● **Prompt**: Give the lines of the records as a numbered list, starting at the first line and ending at the line that contains "- y-tick-label: 3.00x10⁻³: [7, 187, 61, 198]". Include both of those lines and leave out any blank lines.

## Begin Listed entries

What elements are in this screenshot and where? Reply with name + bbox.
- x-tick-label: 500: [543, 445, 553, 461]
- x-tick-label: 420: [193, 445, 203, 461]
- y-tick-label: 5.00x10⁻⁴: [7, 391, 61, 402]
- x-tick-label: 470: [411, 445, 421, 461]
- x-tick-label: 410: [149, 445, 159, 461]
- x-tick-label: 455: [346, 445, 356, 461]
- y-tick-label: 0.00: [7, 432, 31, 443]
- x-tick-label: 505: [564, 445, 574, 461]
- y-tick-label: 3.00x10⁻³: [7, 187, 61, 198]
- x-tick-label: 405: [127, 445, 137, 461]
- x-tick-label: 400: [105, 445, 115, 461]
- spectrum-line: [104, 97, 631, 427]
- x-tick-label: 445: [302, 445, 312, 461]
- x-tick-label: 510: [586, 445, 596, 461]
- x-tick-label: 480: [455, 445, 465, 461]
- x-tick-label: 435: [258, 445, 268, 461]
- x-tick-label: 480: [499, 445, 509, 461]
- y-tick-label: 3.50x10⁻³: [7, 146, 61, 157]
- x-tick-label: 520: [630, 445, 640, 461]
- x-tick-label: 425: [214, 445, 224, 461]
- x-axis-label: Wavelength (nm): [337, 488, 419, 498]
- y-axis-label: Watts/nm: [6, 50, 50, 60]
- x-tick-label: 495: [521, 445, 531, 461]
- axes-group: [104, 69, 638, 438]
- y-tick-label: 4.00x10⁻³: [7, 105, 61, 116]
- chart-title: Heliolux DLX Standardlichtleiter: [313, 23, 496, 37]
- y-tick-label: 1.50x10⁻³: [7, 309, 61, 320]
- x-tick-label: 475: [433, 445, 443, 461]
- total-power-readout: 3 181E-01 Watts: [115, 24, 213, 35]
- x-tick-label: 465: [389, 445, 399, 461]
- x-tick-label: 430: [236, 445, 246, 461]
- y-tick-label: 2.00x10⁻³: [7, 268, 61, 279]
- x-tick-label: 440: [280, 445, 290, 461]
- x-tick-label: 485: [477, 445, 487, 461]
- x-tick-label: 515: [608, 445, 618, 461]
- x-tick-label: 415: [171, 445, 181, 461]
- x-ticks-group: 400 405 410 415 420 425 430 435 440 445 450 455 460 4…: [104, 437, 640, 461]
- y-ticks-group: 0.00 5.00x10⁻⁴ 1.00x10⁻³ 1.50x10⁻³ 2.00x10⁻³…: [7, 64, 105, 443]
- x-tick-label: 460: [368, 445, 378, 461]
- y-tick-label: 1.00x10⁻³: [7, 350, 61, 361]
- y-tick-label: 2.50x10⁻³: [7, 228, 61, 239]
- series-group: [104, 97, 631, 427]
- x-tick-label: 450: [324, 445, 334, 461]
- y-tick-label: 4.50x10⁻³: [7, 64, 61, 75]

## End Listed entries

● **Finished exercise**:
1. What elements are in this screenshot and where? Reply with name + bbox.
2. - x-tick-label: 500: [543, 445, 553, 461]
3. - x-tick-label: 420: [193, 445, 203, 461]
4. - y-tick-label: 5.00x10⁻⁴: [7, 391, 61, 402]
5. - x-tick-label: 470: [411, 445, 421, 461]
6. - x-tick-label: 410: [149, 445, 159, 461]
7. - x-tick-label: 455: [346, 445, 356, 461]
8. - y-tick-label: 0.00: [7, 432, 31, 443]
9. - x-tick-label: 505: [564, 445, 574, 461]
10. - y-tick-label: 3.00x10⁻³: [7, 187, 61, 198]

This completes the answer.